▸ **To do**
Write out all records as given; omit images.

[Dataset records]
* * *

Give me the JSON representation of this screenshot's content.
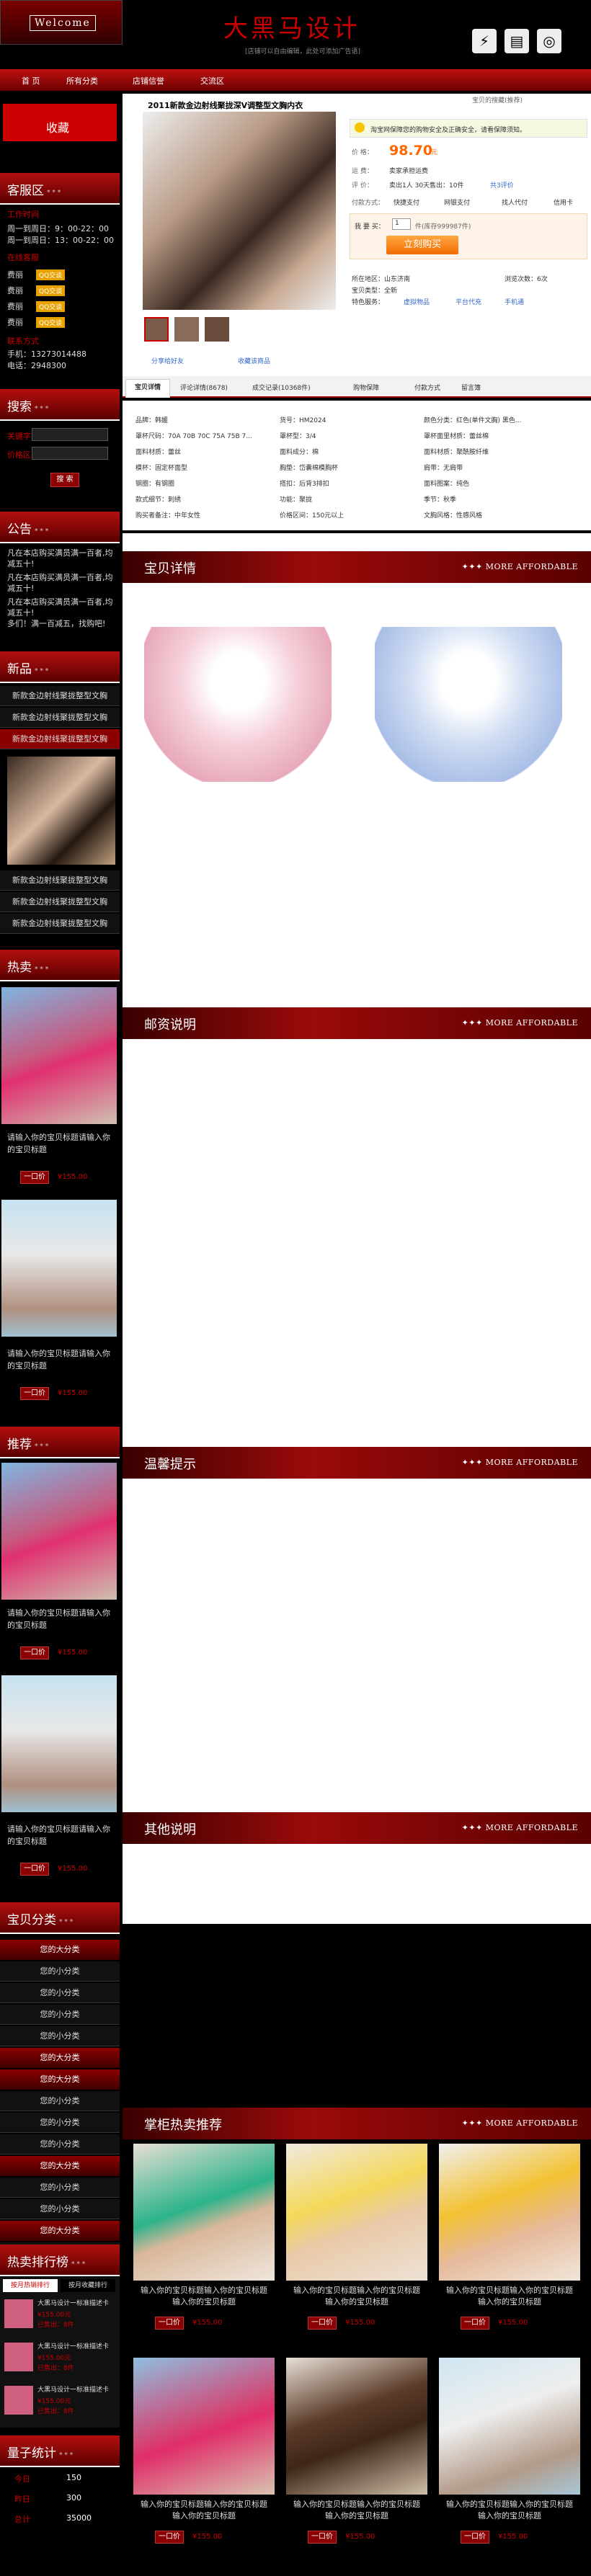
{
  "header": {
    "welcome": "Welcome",
    "logo": "大黑马设计",
    "tagline": "[店铺可以自由编辑，此处可添加广告语]"
  },
  "nav": [
    "首 页",
    "所有分类",
    "店铺信誉",
    "交流区"
  ],
  "sidebar": {
    "collect": "收藏",
    "service": {
      "title": "客服区",
      "sub": "* * *",
      "hours_label": "工作时间",
      "hours": [
        "周一到周日：9：00-22：00",
        "周一到周日：13：00-22：00"
      ],
      "qq_label": "在线客服",
      "qq": [
        "费丽",
        "费丽",
        "费丽",
        "费丽"
      ],
      "badge": "QQ交谈",
      "contact_label": "联系方式",
      "phone": "手机：13273014488",
      "tel": "电话：2948300"
    },
    "search": {
      "title": "搜索",
      "sub": "* * *",
      "kw": "关键字",
      "price": "价格区间",
      "btn": "搜 索"
    },
    "notice": {
      "title": "公告",
      "sub": "* * *",
      "text": [
        "凡在本店购买满员满一百者,均减五十!",
        "凡在本店购买满员满一百者,均减五十!",
        "凡在本店购买满员满一百者,均减五十!",
        "凡在本店购买满员满一百者,均减五十!",
        "多们！满一百减五，找购吧!"
      ]
    },
    "newitems": {
      "title": "新品",
      "sub": "* * *",
      "items": [
        "新款金边射线聚拢整型文胸",
        "新款金边射线聚拢整型文胸",
        "新款金边射线聚拢整型文胸",
        "新款金边射线聚拢整型文胸",
        "新款金边射线聚拢整型文胸",
        "新款金边射线聚拢整型文胸"
      ]
    },
    "hot": {
      "title": "热卖",
      "sub": "* * *",
      "desc": "请输入你的宝贝标题请输入你的宝贝标题",
      "btn": "一口价",
      "price": "¥155.00"
    },
    "rec": {
      "title": "推荐",
      "sub": "* * *",
      "desc": "请输入你的宝贝标题请输入你的宝贝标题",
      "btn": "一口价",
      "price": "¥155.00"
    },
    "cats": {
      "title": "宝贝分类",
      "sub": "* * *",
      "big": "您的大分类",
      "small": "您的小分类"
    },
    "rank": {
      "title": "热卖排行榜",
      "sub": "* * *",
      "tabs": [
        "按月热销排行",
        "按月收藏排行"
      ],
      "item": "大黑马设计一标准描述卡",
      "price": "¥155.00元",
      "sold": "已售出：8件"
    },
    "stats": {
      "title": "量子统计",
      "sub": "* * *",
      "rows": [
        [
          "今日",
          "150"
        ],
        [
          "昨日",
          "300"
        ],
        [
          "总计",
          "35000"
        ]
      ]
    }
  },
  "product": {
    "breadcrumb": "宝贝的搜藏(推荐)",
    "title": "2011新款金边射线聚拢深V调整型文胸内衣",
    "notice": "淘宝网保障您的购物安全及正确安全，请看保障须知。",
    "price_label": "价 格：",
    "price": "98.70",
    "price_unit": "元",
    "ship_label": "运 费：",
    "ship": "卖家承担运费",
    "sold_label": "评 价：",
    "sold": "卖出1人 30天售出：10件",
    "sold2": "共3评价",
    "pay_label": "付款方式：",
    "pay": [
      "快捷支付",
      "网银支付",
      "找人代付",
      "信用卡"
    ],
    "qty_label": "我 要 买：",
    "qty": "1",
    "stock": "件(库存999987件)",
    "buy": "立刻购买",
    "loc": "所在地区：山东济南",
    "view": "浏览次数：6次",
    "type": "宝贝类型：全新",
    "feat": "特色服务：",
    "feat_items": [
      "虚拟物品",
      "平台代充",
      "手机通"
    ],
    "share": "分享给好友",
    "fav": "收藏该商品",
    "tabs": [
      "宝贝详情",
      "评论详情(8678)",
      "成交记录(10368件)",
      "购物保障",
      "付款方式",
      "留言簿"
    ],
    "attrs": [
      [
        "品牌：韩媛",
        "货号：HM2024",
        "颜色分类：红色(单件文胸) 黑色..."
      ],
      [
        "罩杯尺码：70A 70B 70C 75A 75B 7...",
        "罩杯型：3/4",
        "罩杯面里材质：蕾丝棉"
      ],
      [
        "面料材质：蕾丝",
        "面料成分：棉",
        "面料材质：聚酰胺纤维"
      ],
      [
        "模杯：固定杯面型",
        "胸垫：岱囊棉模胸杯",
        "肩带：无肩带"
      ],
      [
        "钢圈：有钢圈",
        "搭扣：后背3排扣",
        "面料图案：纯色"
      ],
      [
        "款式细节：刺绣",
        "功能：聚拢",
        "季节：秋季"
      ],
      [
        "购买者备注：中年女性",
        "价格区间：150元以上",
        "文胸风格：性感风格"
      ]
    ]
  },
  "sections": {
    "detail": "宝贝详情",
    "post": "邮资说明",
    "tips": "温馨提示",
    "other": "其他说明",
    "counter": "掌柜热卖推荐",
    "more": "✦✦✦ MORE AFFORDABLE"
  },
  "grid": {
    "desc": "输入你的宝贝标题输入你的宝贝标题输入你的宝贝标题",
    "btn": "一口价",
    "price": "¥155.00"
  }
}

* * *

▸ **Solution**
Give me the JSON representation of this screenshot's content.
{
  "header": {
    "welcome": "Welcome",
    "logo": "大黑马设计",
    "tagline": "[店铺可以自由编辑，此处可添加广告语]"
  },
  "nav": [
    "首 页",
    "所有分类",
    "店铺信誉",
    "交流区"
  ],
  "sidebar": {
    "collect": "收藏",
    "service": {
      "title": "客服区",
      "sub": "* * *",
      "hours_label": "工作时间",
      "hours": [
        "周一到周日：9：00-22：00",
        "周一到周日：13：00-22：00"
      ],
      "qq_label": "在线客服",
      "qq": [
        "费丽",
        "费丽",
        "费丽",
        "费丽"
      ],
      "badge": "QQ交谈",
      "contact_label": "联系方式",
      "phone": "手机：13273014488",
      "tel": "电话：2948300"
    },
    "search": {
      "title": "搜索",
      "sub": "* * *",
      "kw": "关键字",
      "price": "价格区间",
      "btn": "搜 索"
    },
    "notice": {
      "title": "公告",
      "sub": "* * *",
      "text": [
        "凡在本店购买满员满一百者,均减五十!",
        "凡在本店购买满员满一百者,均减五十!",
        "凡在本店购买满员满一百者,均减五十!",
        "凡在本店购买满员满一百者,均减五十!",
        "多们！满一百减五，找购吧!"
      ]
    },
    "newitems": {
      "title": "新品",
      "sub": "* * *",
      "items": [
        "新款金边射线聚拢整型文胸",
        "新款金边射线聚拢整型文胸",
        "新款金边射线聚拢整型文胸",
        "新款金边射线聚拢整型文胸",
        "新款金边射线聚拢整型文胸",
        "新款金边射线聚拢整型文胸"
      ]
    },
    "hot": {
      "title": "热卖",
      "sub": "* * *",
      "desc": "请输入你的宝贝标题请输入你的宝贝标题",
      "btn": "一口价",
      "price": "¥155.00"
    },
    "rec": {
      "title": "推荐",
      "sub": "* * *",
      "desc": "请输入你的宝贝标题请输入你的宝贝标题",
      "btn": "一口价",
      "price": "¥155.00"
    },
    "cats": {
      "title": "宝贝分类",
      "sub": "* * *",
      "big": "您的大分类",
      "small": "您的小分类"
    },
    "rank": {
      "title": "热卖排行榜",
      "sub": "* * *",
      "tabs": [
        "按月热销排行",
        "按月收藏排行"
      ],
      "item": "大黑马设计一标准描述卡",
      "price": "¥155.00元",
      "sold": "已售出：8件"
    },
    "stats": {
      "title": "量子统计",
      "sub": "* * *",
      "rows": [
        [
          "今日",
          "150"
        ],
        [
          "昨日",
          "300"
        ],
        [
          "总计",
          "35000"
        ]
      ]
    }
  },
  "product": {
    "breadcrumb": "宝贝的搜藏(推荐)",
    "title": "2011新款金边射线聚拢深V调整型文胸内衣",
    "notice": "淘宝网保障您的购物安全及正确安全，请看保障须知。",
    "price_label": "价 格：",
    "price": "98.70",
    "price_unit": "元",
    "ship_label": "运 费：",
    "ship": "卖家承担运费",
    "sold_label": "评 价：",
    "sold": "卖出1人 30天售出：10件",
    "sold2": "共3评价",
    "pay_label": "付款方式：",
    "pay": [
      "快捷支付",
      "网银支付",
      "找人代付",
      "信用卡"
    ],
    "qty_label": "我 要 买：",
    "qty": "1",
    "stock": "件(库存999987件)",
    "buy": "立刻购买",
    "loc": "所在地区：山东济南",
    "view": "浏览次数：6次",
    "type": "宝贝类型：全新",
    "feat": "特色服务：",
    "feat_items": [
      "虚拟物品",
      "平台代充",
      "手机通"
    ],
    "share": "分享给好友",
    "fav": "收藏该商品",
    "tabs": [
      "宝贝详情",
      "评论详情(8678)",
      "成交记录(10368件)",
      "购物保障",
      "付款方式",
      "留言簿"
    ],
    "attrs": [
      [
        "品牌：韩媛",
        "货号：HM2024",
        "颜色分类：红色(单件文胸) 黑色..."
      ],
      [
        "罩杯尺码：70A 70B 70C 75A 75B 7...",
        "罩杯型：3/4",
        "罩杯面里材质：蕾丝棉"
      ],
      [
        "面料材质：蕾丝",
        "面料成分：棉",
        "面料材质：聚酰胺纤维"
      ],
      [
        "模杯：固定杯面型",
        "胸垫：岱囊棉模胸杯",
        "肩带：无肩带"
      ],
      [
        "钢圈：有钢圈",
        "搭扣：后背3排扣",
        "面料图案：纯色"
      ],
      [
        "款式细节：刺绣",
        "功能：聚拢",
        "季节：秋季"
      ],
      [
        "购买者备注：中年女性",
        "价格区间：150元以上",
        "文胸风格：性感风格"
      ]
    ]
  },
  "sections": {
    "detail": "宝贝详情",
    "post": "邮资说明",
    "tips": "温馨提示",
    "other": "其他说明",
    "counter": "掌柜热卖推荐",
    "more": "✦✦✦ MORE AFFORDABLE"
  },
  "grid": {
    "desc": "输入你的宝贝标题输入你的宝贝标题输入你的宝贝标题",
    "btn": "一口价",
    "price": "¥155.00"
  }
}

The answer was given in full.